- What you will do
Leaving the pictures aside, transcribe every line below exactly.

---- Data entries

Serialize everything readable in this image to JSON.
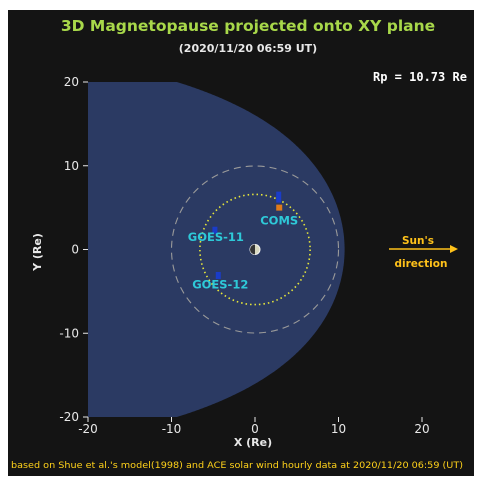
{
  "chart_data": {
    "type": "scatter",
    "title": "3D Magnetopause projected onto XY plane",
    "subtitle": "(2020/11/20 06:59 UT)",
    "rp_label": "Rp = 10.73 Re",
    "xlabel": "X (Re)",
    "ylabel": "Y (Re)",
    "xlim": [
      -20,
      20
    ],
    "ylim": [
      -20,
      20
    ],
    "x_ticks": [
      "-20",
      "-10",
      "0",
      "10",
      "20"
    ],
    "y_ticks": [
      "20",
      "10",
      "0",
      "-10",
      "-20"
    ],
    "magnetopause": {
      "standoff_re": 10.73,
      "flaring_alpha": 0.58,
      "fill_color": "#2b3a63"
    },
    "geo_orbit_radius_re": 6.6,
    "reference_circle_radius_re": 10,
    "satellites": [
      {
        "name": "COMS",
        "x": 2.9,
        "y": 5.0,
        "color": "#e07a1a"
      },
      {
        "name": "GOES-11",
        "x": -4.8,
        "y": 2.3,
        "color": "#1a3cc8"
      },
      {
        "name": "GOES-12",
        "x": -4.4,
        "y": -3.1,
        "color": "#1a3cc8"
      }
    ],
    "sun_direction_label": [
      "Sun's",
      "direction"
    ],
    "footnote": "based on Shue et al.'s model(1998) and ACE solar wind hourly data at 2020/11/20 06:59 (UT)",
    "colors": {
      "background": "#141414",
      "title": "#a8d84a",
      "satellite_label": "#2ec9d8",
      "sun": "#ffc21a",
      "orbit": "#e8e83a",
      "reference_circle": "#9a9a9a"
    }
  }
}
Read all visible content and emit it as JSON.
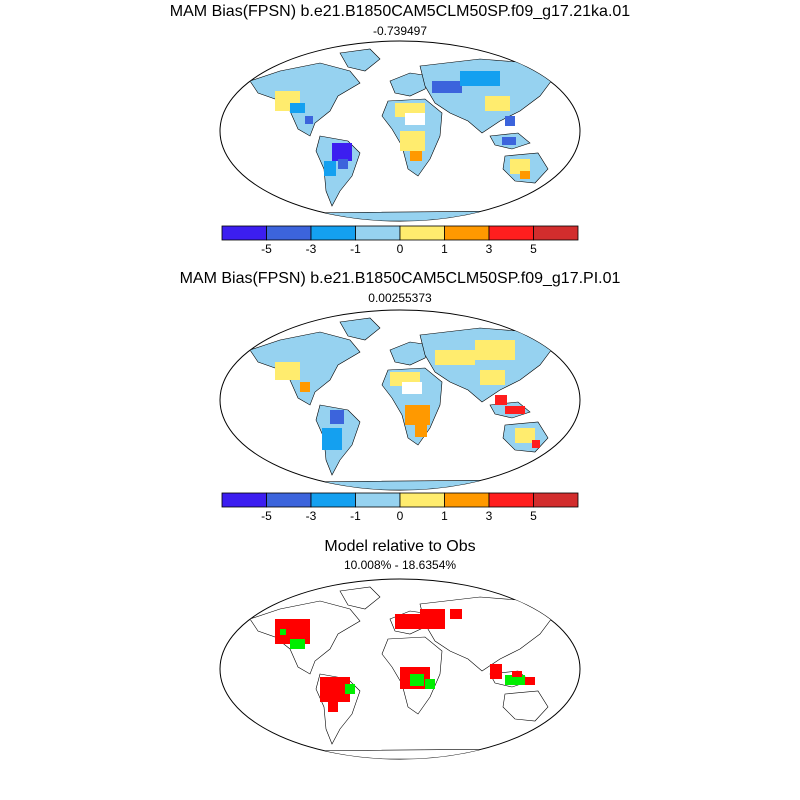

--------

- Response
Serialize everything readable in this image to JSON.
{
  "chart_data": {
    "type": "scatter",
    "title": "3D Magnetopause projected onto XY plane",
    "subtitle": "(2020/11/20 06:59 UT)",
    "rp_label": "Rp = 10.73 Re",
    "xlabel": "X (Re)",
    "ylabel": "Y (Re)",
    "xlim": [
      -20,
      20
    ],
    "ylim": [
      -20,
      20
    ],
    "x_ticks": [
      "-20",
      "-10",
      "0",
      "10",
      "20"
    ],
    "y_ticks": [
      "20",
      "10",
      "0",
      "-10",
      "-20"
    ],
    "magnetopause": {
      "standoff_re": 10.73,
      "flaring_alpha": 0.58,
      "fill_color": "#2b3a63"
    },
    "geo_orbit_radius_re": 6.6,
    "reference_circle_radius_re": 10,
    "satellites": [
      {
        "name": "COMS",
        "x": 2.9,
        "y": 5.0,
        "color": "#e07a1a"
      },
      {
        "name": "GOES-11",
        "x": -4.8,
        "y": 2.3,
        "color": "#1a3cc8"
      },
      {
        "name": "GOES-12",
        "x": -4.4,
        "y": -3.1,
        "color": "#1a3cc8"
      }
    ],
    "sun_direction_label": [
      "Sun's",
      "direction"
    ],
    "footnote": "based on Shue et al.'s model(1998) and ACE solar wind hourly data at 2020/11/20 06:59 (UT)",
    "colors": {
      "background": "#141414",
      "title": "#a8d84a",
      "satellite_label": "#2ec9d8",
      "sun": "#ffc21a",
      "orbit": "#e8e83a",
      "reference_circle": "#9a9a9a"
    }
  }
}
Read all visible content and emit it as JSON.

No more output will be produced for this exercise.